* _Data for processing_
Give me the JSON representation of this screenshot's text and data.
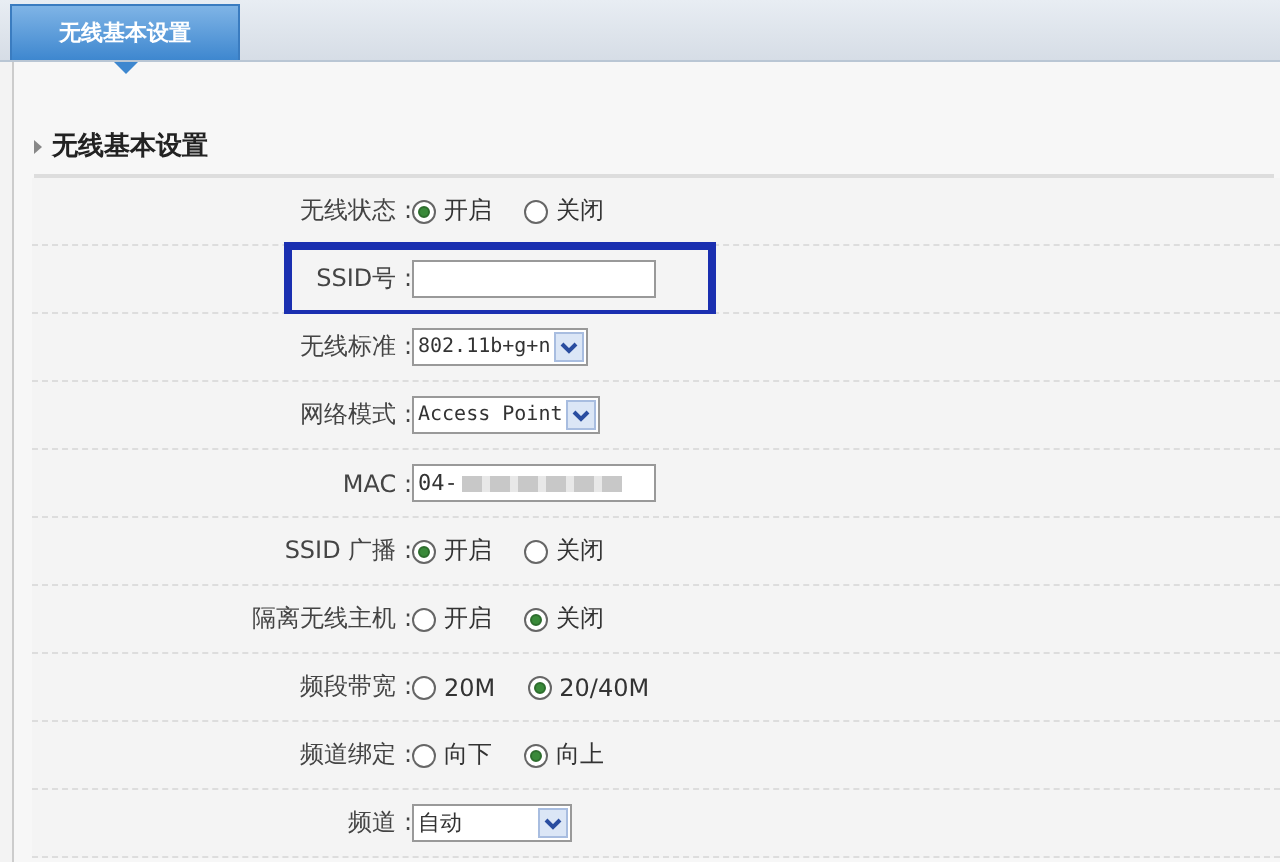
{
  "tab": {
    "label": "无线基本设置",
    "selected": true
  },
  "section": {
    "title": "无线基本设置"
  },
  "rows": [
    {
      "kind": "radio",
      "label": "无线状态 :",
      "options": [
        {
          "label": "开启",
          "selected": true
        },
        {
          "label": "关闭",
          "selected": false
        }
      ]
    },
    {
      "kind": "text",
      "label": "SSID号 :",
      "value": "",
      "highlighted": true
    },
    {
      "kind": "select",
      "label": "无线标准 :",
      "value": "802.11b+g+n",
      "mono": true
    },
    {
      "kind": "select",
      "label": "网络模式 :",
      "value": "Access Point",
      "mono": true
    },
    {
      "kind": "text",
      "label": "MAC :",
      "value": "04-",
      "blurred": true
    },
    {
      "kind": "radio",
      "label": "SSID 广播 :",
      "options": [
        {
          "label": "开启",
          "selected": true
        },
        {
          "label": "关闭",
          "selected": false
        }
      ]
    },
    {
      "kind": "radio",
      "label": "隔离无线主机 :",
      "options": [
        {
          "label": "开启",
          "selected": false
        },
        {
          "label": "关闭",
          "selected": true
        }
      ]
    },
    {
      "kind": "radio",
      "label": "频段带宽 :",
      "options": [
        {
          "label": "20M",
          "selected": false
        },
        {
          "label": "20/40M",
          "selected": true
        }
      ]
    },
    {
      "kind": "radio",
      "label": "频道绑定 :",
      "options": [
        {
          "label": "向下",
          "selected": false
        },
        {
          "label": "向上",
          "selected": true
        }
      ]
    },
    {
      "kind": "select",
      "label": "频道 :",
      "value": "自动",
      "mono": false
    }
  ]
}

* _Directions for this task_
Return the records exactly. Don't carry the pictures over.

* _Correct answer_
Give me the JSON representation of this screenshot's text and data.
{
  "tab": {
    "label": "无线基本设置",
    "selected": true
  },
  "section": {
    "title": "无线基本设置"
  },
  "rows": [
    {
      "kind": "radio",
      "label": "无线状态 :",
      "options": [
        {
          "label": "开启",
          "selected": true
        },
        {
          "label": "关闭",
          "selected": false
        }
      ]
    },
    {
      "kind": "text",
      "label": "SSID号 :",
      "value": "",
      "highlighted": true
    },
    {
      "kind": "select",
      "label": "无线标准 :",
      "value": "802.11b+g+n",
      "mono": true
    },
    {
      "kind": "select",
      "label": "网络模式 :",
      "value": "Access Point",
      "mono": true
    },
    {
      "kind": "text",
      "label": "MAC :",
      "value": "04-",
      "blurred": true
    },
    {
      "kind": "radio",
      "label": "SSID 广播 :",
      "options": [
        {
          "label": "开启",
          "selected": true
        },
        {
          "label": "关闭",
          "selected": false
        }
      ]
    },
    {
      "kind": "radio",
      "label": "隔离无线主机 :",
      "options": [
        {
          "label": "开启",
          "selected": false
        },
        {
          "label": "关闭",
          "selected": true
        }
      ]
    },
    {
      "kind": "radio",
      "label": "频段带宽 :",
      "options": [
        {
          "label": "20M",
          "selected": false
        },
        {
          "label": "20/40M",
          "selected": true
        }
      ]
    },
    {
      "kind": "radio",
      "label": "频道绑定 :",
      "options": [
        {
          "label": "向下",
          "selected": false
        },
        {
          "label": "向上",
          "selected": true
        }
      ]
    },
    {
      "kind": "select",
      "label": "频道 :",
      "value": "自动",
      "mono": false
    }
  ]
}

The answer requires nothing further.